▶ Problem requirements
All of the data below must be repeated exactly.

▶ Record extracts
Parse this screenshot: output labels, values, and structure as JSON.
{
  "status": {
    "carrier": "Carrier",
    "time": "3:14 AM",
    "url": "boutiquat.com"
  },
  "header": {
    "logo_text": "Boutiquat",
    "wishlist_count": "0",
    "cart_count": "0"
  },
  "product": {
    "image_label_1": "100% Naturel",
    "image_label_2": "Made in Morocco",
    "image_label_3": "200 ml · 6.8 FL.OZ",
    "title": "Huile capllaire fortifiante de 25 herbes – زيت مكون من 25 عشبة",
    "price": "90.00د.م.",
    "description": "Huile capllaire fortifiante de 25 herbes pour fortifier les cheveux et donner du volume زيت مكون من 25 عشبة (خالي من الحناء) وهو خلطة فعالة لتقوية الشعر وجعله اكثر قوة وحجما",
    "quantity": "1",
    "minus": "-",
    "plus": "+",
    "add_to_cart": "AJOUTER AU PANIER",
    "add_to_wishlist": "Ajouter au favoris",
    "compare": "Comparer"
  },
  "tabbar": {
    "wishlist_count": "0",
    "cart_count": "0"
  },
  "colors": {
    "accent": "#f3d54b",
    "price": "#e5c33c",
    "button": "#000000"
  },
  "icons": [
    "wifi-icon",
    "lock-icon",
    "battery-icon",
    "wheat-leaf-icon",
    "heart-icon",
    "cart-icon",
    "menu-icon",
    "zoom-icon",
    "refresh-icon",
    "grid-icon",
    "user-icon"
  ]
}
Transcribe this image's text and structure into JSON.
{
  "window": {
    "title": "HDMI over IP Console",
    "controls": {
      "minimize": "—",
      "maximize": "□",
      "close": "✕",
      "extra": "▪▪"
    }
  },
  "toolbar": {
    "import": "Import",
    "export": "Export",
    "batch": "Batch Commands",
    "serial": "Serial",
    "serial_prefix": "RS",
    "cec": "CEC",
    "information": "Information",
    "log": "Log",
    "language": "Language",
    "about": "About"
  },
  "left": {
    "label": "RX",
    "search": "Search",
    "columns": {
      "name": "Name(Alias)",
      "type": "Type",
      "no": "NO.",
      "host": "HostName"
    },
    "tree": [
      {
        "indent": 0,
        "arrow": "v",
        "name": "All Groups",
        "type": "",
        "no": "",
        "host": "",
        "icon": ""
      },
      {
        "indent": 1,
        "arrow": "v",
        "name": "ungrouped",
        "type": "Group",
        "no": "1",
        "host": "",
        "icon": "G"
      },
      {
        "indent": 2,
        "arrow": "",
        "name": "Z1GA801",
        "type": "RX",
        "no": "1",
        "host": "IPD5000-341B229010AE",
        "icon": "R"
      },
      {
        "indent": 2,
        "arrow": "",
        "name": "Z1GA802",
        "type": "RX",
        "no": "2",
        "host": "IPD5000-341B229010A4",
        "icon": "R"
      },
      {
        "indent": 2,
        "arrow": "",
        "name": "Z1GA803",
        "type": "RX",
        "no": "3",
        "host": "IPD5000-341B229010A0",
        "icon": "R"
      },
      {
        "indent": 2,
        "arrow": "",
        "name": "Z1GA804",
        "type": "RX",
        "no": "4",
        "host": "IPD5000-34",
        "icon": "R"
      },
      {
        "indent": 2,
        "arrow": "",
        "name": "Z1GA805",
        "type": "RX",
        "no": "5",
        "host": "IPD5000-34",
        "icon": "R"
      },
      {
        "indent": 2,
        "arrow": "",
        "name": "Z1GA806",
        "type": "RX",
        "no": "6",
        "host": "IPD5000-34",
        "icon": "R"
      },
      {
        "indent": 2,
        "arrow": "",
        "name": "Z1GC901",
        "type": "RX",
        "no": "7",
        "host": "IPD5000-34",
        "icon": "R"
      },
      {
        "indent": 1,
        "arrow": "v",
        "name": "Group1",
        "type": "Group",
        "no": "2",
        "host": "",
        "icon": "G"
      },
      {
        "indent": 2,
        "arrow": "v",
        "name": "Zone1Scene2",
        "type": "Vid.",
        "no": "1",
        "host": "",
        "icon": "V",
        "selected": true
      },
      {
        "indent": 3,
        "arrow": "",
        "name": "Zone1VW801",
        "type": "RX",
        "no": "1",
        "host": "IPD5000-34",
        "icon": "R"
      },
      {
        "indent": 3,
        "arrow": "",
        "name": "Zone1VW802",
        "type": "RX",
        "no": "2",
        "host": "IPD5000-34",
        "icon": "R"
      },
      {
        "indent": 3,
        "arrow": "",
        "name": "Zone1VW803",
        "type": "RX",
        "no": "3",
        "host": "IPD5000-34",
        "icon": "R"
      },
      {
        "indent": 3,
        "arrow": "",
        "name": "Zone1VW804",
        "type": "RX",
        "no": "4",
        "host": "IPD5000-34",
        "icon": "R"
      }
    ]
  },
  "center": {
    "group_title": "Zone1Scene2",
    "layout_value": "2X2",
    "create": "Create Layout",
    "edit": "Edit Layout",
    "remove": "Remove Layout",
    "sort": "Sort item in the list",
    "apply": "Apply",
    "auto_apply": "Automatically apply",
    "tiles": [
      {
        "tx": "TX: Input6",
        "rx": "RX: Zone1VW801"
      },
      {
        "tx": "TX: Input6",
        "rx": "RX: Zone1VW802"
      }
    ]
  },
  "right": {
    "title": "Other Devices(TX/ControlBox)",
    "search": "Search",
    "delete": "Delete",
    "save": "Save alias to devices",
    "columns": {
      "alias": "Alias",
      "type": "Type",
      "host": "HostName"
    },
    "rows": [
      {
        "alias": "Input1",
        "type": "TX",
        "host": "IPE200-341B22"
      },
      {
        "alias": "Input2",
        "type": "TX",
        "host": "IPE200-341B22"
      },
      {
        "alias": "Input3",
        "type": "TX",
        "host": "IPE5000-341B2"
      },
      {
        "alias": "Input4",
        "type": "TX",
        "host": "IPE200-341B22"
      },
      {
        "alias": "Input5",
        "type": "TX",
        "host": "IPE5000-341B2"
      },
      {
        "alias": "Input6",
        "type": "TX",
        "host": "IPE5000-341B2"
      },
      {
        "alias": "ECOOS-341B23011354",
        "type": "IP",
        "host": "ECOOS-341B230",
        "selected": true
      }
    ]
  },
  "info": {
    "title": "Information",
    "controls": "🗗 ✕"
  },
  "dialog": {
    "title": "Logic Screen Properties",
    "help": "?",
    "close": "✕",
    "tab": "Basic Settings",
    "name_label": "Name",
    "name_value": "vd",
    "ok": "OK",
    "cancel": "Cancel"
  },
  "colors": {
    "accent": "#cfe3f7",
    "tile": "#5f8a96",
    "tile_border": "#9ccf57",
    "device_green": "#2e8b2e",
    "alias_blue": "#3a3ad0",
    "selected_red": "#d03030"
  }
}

▶ Exercise response
Parse this screenshot: output labels, values, and structure as JSON.
{
  "status": {
    "carrier": "Carrier",
    "time": "3:14 AM",
    "url": "boutiquat.com"
  },
  "header": {
    "logo_text": "Boutiquat",
    "wishlist_count": "0",
    "cart_count": "0"
  },
  "product": {
    "image_label_1": "100% Naturel",
    "image_label_2": "Made in Morocco",
    "image_label_3": "200 ml · 6.8 FL.OZ",
    "title": "Huile capllaire fortifiante de 25 herbes – زيت مكون من 25 عشبة",
    "price": "90.00د.م.",
    "description": "Huile capllaire fortifiante de 25 herbes pour fortifier les cheveux et donner du volume زيت مكون من 25 عشبة (خالي من الحناء) وهو خلطة فعالة لتقوية الشعر وجعله اكثر قوة وحجما",
    "quantity": "1",
    "minus": "-",
    "plus": "+",
    "add_to_cart": "AJOUTER AU PANIER",
    "add_to_wishlist": "Ajouter au favoris",
    "compare": "Comparer"
  },
  "tabbar": {
    "wishlist_count": "0",
    "cart_count": "0"
  },
  "colors": {
    "accent": "#f3d54b",
    "price": "#e5c33c",
    "button": "#000000"
  },
  "icons": [
    "wifi-icon",
    "lock-icon",
    "battery-icon",
    "wheat-leaf-icon",
    "heart-icon",
    "cart-icon",
    "menu-icon",
    "zoom-icon",
    "refresh-icon",
    "grid-icon",
    "user-icon"
  ]
}
Transcribe this image's text and structure into JSON.
{
  "window": {
    "title": "HDMI over IP Console",
    "controls": {
      "minimize": "—",
      "maximize": "□",
      "close": "✕",
      "extra": "▪▪"
    }
  },
  "toolbar": {
    "import": "Import",
    "export": "Export",
    "batch": "Batch Commands",
    "serial": "Serial",
    "serial_prefix": "RS",
    "cec": "CEC",
    "information": "Information",
    "log": "Log",
    "language": "Language",
    "about": "About"
  },
  "left": {
    "label": "RX",
    "search": "Search",
    "columns": {
      "name": "Name(Alias)",
      "type": "Type",
      "no": "NO.",
      "host": "HostName"
    },
    "tree": [
      {
        "indent": 0,
        "arrow": "v",
        "name": "All Groups",
        "type": "",
        "no": "",
        "host": "",
        "icon": ""
      },
      {
        "indent": 1,
        "arrow": "v",
        "name": "ungrouped",
        "type": "Group",
        "no": "1",
        "host": "",
        "icon": "G"
      },
      {
        "indent": 2,
        "arrow": "",
        "name": "Z1GA801",
        "type": "RX",
        "no": "1",
        "host": "IPD5000-341B229010AE",
        "icon": "R"
      },
      {
        "indent": 2,
        "arrow": "",
        "name": "Z1GA802",
        "type": "RX",
        "no": "2",
        "host": "IPD5000-341B229010A4",
        "icon": "R"
      },
      {
        "indent": 2,
        "arrow": "",
        "name": "Z1GA803",
        "type": "RX",
        "no": "3",
        "host": "IPD5000-341B229010A0",
        "icon": "R"
      },
      {
        "indent": 2,
        "arrow": "",
        "name": "Z1GA804",
        "type": "RX",
        "no": "4",
        "host": "IPD5000-34",
        "icon": "R"
      },
      {
        "indent": 2,
        "arrow": "",
        "name": "Z1GA805",
        "type": "RX",
        "no": "5",
        "host": "IPD5000-34",
        "icon": "R"
      },
      {
        "indent": 2,
        "arrow": "",
        "name": "Z1GA806",
        "type": "RX",
        "no": "6",
        "host": "IPD5000-34",
        "icon": "R"
      },
      {
        "indent": 2,
        "arrow": "",
        "name": "Z1GC901",
        "type": "RX",
        "no": "7",
        "host": "IPD5000-34",
        "icon": "R"
      },
      {
        "indent": 1,
        "arrow": "v",
        "name": "Group1",
        "type": "Group",
        "no": "2",
        "host": "",
        "icon": "G"
      },
      {
        "indent": 2,
        "arrow": "v",
        "name": "Zone1Scene2",
        "type": "Vid.",
        "no": "1",
        "host": "",
        "icon": "V",
        "selected": true
      },
      {
        "indent": 3,
        "arrow": "",
        "name": "Zone1VW801",
        "type": "RX",
        "no": "1",
        "host": "IPD5000-34",
        "icon": "R"
      },
      {
        "indent": 3,
        "arrow": "",
        "name": "Zone1VW802",
        "type": "RX",
        "no": "2",
        "host": "IPD5000-34",
        "icon": "R"
      },
      {
        "indent": 3,
        "arrow": "",
        "name": "Zone1VW803",
        "type": "RX",
        "no": "3",
        "host": "IPD5000-34",
        "icon": "R"
      },
      {
        "indent": 3,
        "arrow": "",
        "name": "Zone1VW804",
        "type": "RX",
        "no": "4",
        "host": "IPD5000-34",
        "icon": "R"
      }
    ]
  },
  "center": {
    "group_title": "Zone1Scene2",
    "layout_value": "2X2",
    "create": "Create Layout",
    "edit": "Edit Layout",
    "remove": "Remove Layout",
    "sort": "Sort item in the list",
    "apply": "Apply",
    "auto_apply": "Automatically apply",
    "tiles": [
      {
        "tx": "TX: Input6",
        "rx": "RX: Zone1VW801"
      },
      {
        "tx": "TX: Input6",
        "rx": "RX: Zone1VW802"
      }
    ]
  },
  "right": {
    "title": "Other Devices(TX/ControlBox)",
    "search": "Search",
    "delete": "Delete",
    "save": "Save alias to devices",
    "columns": {
      "alias": "Alias",
      "type": "Type",
      "host": "HostName"
    },
    "rows": [
      {
        "alias": "Input1",
        "type": "TX",
        "host": "IPE200-341B22"
      },
      {
        "alias": "Input2",
        "type": "TX",
        "host": "IPE200-341B22"
      },
      {
        "alias": "Input3",
        "type": "TX",
        "host": "IPE5000-341B2"
      },
      {
        "alias": "Input4",
        "type": "TX",
        "host": "IPE200-341B22"
      },
      {
        "alias": "Input5",
        "type": "TX",
        "host": "IPE5000-341B2"
      },
      {
        "alias": "Input6",
        "type": "TX",
        "host": "IPE5000-341B2"
      },
      {
        "alias": "ECOOS-341B23011354",
        "type": "IP",
        "host": "ECOOS-341B230",
        "selected": true
      }
    ]
  },
  "info": {
    "title": "Information",
    "controls": "🗗 ✕"
  },
  "dialog": {
    "title": "Logic Screen Properties",
    "help": "?",
    "close": "✕",
    "tab": "Basic Settings",
    "name_label": "Name",
    "name_value": "vd",
    "ok": "OK",
    "cancel": "Cancel"
  },
  "colors": {
    "accent": "#cfe3f7",
    "tile": "#5f8a96",
    "tile_border": "#9ccf57",
    "device_green": "#2e8b2e",
    "alias_blue": "#3a3ad0",
    "selected_red": "#d03030"
  }
}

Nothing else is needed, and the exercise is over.